TASK PROMPT =>
Could you give the data below again, exactly and completely?

####

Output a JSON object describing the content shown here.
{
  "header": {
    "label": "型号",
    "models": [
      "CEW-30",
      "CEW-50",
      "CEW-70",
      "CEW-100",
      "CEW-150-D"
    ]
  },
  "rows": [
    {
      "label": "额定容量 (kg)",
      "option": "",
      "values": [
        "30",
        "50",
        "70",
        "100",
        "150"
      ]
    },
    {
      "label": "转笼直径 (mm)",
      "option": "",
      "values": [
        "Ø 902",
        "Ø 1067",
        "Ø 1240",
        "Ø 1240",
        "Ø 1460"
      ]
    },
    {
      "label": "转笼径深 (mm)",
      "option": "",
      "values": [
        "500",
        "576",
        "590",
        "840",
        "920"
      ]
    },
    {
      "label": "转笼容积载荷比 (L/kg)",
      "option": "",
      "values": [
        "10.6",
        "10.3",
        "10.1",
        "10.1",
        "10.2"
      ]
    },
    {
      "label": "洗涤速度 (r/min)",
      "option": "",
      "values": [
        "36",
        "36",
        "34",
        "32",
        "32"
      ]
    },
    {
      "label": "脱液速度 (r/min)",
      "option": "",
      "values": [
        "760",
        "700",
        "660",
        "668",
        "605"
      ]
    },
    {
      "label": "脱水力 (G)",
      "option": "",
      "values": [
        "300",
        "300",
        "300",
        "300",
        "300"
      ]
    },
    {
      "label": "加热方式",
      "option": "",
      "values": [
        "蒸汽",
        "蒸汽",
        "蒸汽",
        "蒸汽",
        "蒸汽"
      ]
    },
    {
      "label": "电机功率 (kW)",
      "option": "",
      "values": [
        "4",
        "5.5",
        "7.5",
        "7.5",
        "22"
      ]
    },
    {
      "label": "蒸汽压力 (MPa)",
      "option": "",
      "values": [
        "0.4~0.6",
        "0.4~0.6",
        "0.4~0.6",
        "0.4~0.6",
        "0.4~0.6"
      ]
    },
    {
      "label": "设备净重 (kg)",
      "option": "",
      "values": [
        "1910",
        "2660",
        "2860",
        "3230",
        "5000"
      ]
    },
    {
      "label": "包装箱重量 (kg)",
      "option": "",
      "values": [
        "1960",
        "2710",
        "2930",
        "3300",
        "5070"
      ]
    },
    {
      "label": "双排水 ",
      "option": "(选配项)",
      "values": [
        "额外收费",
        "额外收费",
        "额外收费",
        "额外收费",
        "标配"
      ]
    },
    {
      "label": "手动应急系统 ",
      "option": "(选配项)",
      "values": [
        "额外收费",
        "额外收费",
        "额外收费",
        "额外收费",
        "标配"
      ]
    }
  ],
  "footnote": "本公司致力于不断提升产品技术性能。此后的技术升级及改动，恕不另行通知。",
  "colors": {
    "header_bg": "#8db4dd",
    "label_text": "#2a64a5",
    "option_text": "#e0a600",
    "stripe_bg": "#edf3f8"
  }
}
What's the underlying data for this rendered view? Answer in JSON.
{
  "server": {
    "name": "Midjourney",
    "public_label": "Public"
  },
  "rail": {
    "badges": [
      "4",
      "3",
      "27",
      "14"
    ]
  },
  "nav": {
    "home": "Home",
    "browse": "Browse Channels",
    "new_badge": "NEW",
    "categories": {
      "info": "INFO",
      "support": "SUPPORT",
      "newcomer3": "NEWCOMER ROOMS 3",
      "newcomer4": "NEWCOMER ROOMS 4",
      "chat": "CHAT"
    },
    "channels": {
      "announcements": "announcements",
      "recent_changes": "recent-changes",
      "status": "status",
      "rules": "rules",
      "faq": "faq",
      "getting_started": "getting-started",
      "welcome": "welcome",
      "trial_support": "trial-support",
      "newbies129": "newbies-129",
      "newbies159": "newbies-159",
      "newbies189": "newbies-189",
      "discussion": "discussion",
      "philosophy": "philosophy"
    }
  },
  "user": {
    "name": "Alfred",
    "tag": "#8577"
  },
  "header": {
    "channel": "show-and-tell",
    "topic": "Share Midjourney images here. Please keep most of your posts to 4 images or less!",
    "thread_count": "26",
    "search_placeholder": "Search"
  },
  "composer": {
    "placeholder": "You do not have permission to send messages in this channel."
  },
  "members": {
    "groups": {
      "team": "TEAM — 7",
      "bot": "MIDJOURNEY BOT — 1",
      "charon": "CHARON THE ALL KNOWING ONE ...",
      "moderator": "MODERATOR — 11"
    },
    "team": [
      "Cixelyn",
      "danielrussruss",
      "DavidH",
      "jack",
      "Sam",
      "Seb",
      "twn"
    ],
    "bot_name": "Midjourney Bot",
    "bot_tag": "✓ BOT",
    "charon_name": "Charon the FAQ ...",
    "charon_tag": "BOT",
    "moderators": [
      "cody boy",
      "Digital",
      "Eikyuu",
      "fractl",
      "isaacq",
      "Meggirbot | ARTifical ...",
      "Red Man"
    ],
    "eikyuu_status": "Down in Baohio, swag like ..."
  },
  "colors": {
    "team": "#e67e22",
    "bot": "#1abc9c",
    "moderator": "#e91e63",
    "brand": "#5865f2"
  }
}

####

ANSWER FOR THIS EXERCISE =>
Output a JSON object describing the content shown here.
{
  "header": {
    "label": "型号",
    "models": [
      "CEW-30",
      "CEW-50",
      "CEW-70",
      "CEW-100",
      "CEW-150-D"
    ]
  },
  "rows": [
    {
      "label": "额定容量 (kg)",
      "option": "",
      "values": [
        "30",
        "50",
        "70",
        "100",
        "150"
      ]
    },
    {
      "label": "转笼直径 (mm)",
      "option": "",
      "values": [
        "Ø 902",
        "Ø 1067",
        "Ø 1240",
        "Ø 1240",
        "Ø 1460"
      ]
    },
    {
      "label": "转笼径深 (mm)",
      "option": "",
      "values": [
        "500",
        "576",
        "590",
        "840",
        "920"
      ]
    },
    {
      "label": "转笼容积载荷比 (L/kg)",
      "option": "",
      "values": [
        "10.6",
        "10.3",
        "10.1",
        "10.1",
        "10.2"
      ]
    },
    {
      "label": "洗涤速度 (r/min)",
      "option": "",
      "values": [
        "36",
        "36",
        "34",
        "32",
        "32"
      ]
    },
    {
      "label": "脱液速度 (r/min)",
      "option": "",
      "values": [
        "760",
        "700",
        "660",
        "668",
        "605"
      ]
    },
    {
      "label": "脱水力 (G)",
      "option": "",
      "values": [
        "300",
        "300",
        "300",
        "300",
        "300"
      ]
    },
    {
      "label": "加热方式",
      "option": "",
      "values": [
        "蒸汽",
        "蒸汽",
        "蒸汽",
        "蒸汽",
        "蒸汽"
      ]
    },
    {
      "label": "电机功率 (kW)",
      "option": "",
      "values": [
        "4",
        "5.5",
        "7.5",
        "7.5",
        "22"
      ]
    },
    {
      "label": "蒸汽压力 (MPa)",
      "option": "",
      "values": [
        "0.4~0.6",
        "0.4~0.6",
        "0.4~0.6",
        "0.4~0.6",
        "0.4~0.6"
      ]
    },
    {
      "label": "设备净重 (kg)",
      "option": "",
      "values": [
        "1910",
        "2660",
        "2860",
        "3230",
        "5000"
      ]
    },
    {
      "label": "包装箱重量 (kg)",
      "option": "",
      "values": [
        "1960",
        "2710",
        "2930",
        "3300",
        "5070"
      ]
    },
    {
      "label": "双排水 ",
      "option": "(选配项)",
      "values": [
        "额外收费",
        "额外收费",
        "额外收费",
        "额外收费",
        "标配"
      ]
    },
    {
      "label": "手动应急系统 ",
      "option": "(选配项)",
      "values": [
        "额外收费",
        "额外收费",
        "额外收费",
        "额外收费",
        "标配"
      ]
    }
  ],
  "footnote": "本公司致力于不断提升产品技术性能。此后的技术升级及改动，恕不另行通知。",
  "colors": {
    "header_bg": "#8db4dd",
    "label_text": "#2a64a5",
    "option_text": "#e0a600",
    "stripe_bg": "#edf3f8"
  }
}
What's the underlying data for this rendered view? Answer in JSON.
{
  "server": {
    "name": "Midjourney",
    "public_label": "Public"
  },
  "rail": {
    "badges": [
      "4",
      "3",
      "27",
      "14"
    ]
  },
  "nav": {
    "home": "Home",
    "browse": "Browse Channels",
    "new_badge": "NEW",
    "categories": {
      "info": "INFO",
      "support": "SUPPORT",
      "newcomer3": "NEWCOMER ROOMS 3",
      "newcomer4": "NEWCOMER ROOMS 4",
      "chat": "CHAT"
    },
    "channels": {
      "announcements": "announcements",
      "recent_changes": "recent-changes",
      "status": "status",
      "rules": "rules",
      "faq": "faq",
      "getting_started": "getting-started",
      "welcome": "welcome",
      "trial_support": "trial-support",
      "newbies129": "newbies-129",
      "newbies159": "newbies-159",
      "newbies189": "newbies-189",
      "discussion": "discussion",
      "philosophy": "philosophy"
    }
  },
  "user": {
    "name": "Alfred",
    "tag": "#8577"
  },
  "header": {
    "channel": "show-and-tell",
    "topic": "Share Midjourney images here. Please keep most of your posts to 4 images or less!",
    "thread_count": "26",
    "search_placeholder": "Search"
  },
  "composer": {
    "placeholder": "You do not have permission to send messages in this channel."
  },
  "members": {
    "groups": {
      "team": "TEAM — 7",
      "bot": "MIDJOURNEY BOT — 1",
      "charon": "CHARON THE ALL KNOWING ONE ...",
      "moderator": "MODERATOR — 11"
    },
    "team": [
      "Cixelyn",
      "danielrussruss",
      "DavidH",
      "jack",
      "Sam",
      "Seb",
      "twn"
    ],
    "bot_name": "Midjourney Bot",
    "bot_tag": "✓ BOT",
    "charon_name": "Charon the FAQ ...",
    "charon_tag": "BOT",
    "moderators": [
      "cody boy",
      "Digital",
      "Eikyuu",
      "fractl",
      "isaacq",
      "Meggirbot | ARTifical ...",
      "Red Man"
    ],
    "eikyuu_status": "Down in Baohio, swag like ..."
  },
  "colors": {
    "team": "#e67e22",
    "bot": "#1abc9c",
    "moderator": "#e91e63",
    "brand": "#5865f2"
  }
}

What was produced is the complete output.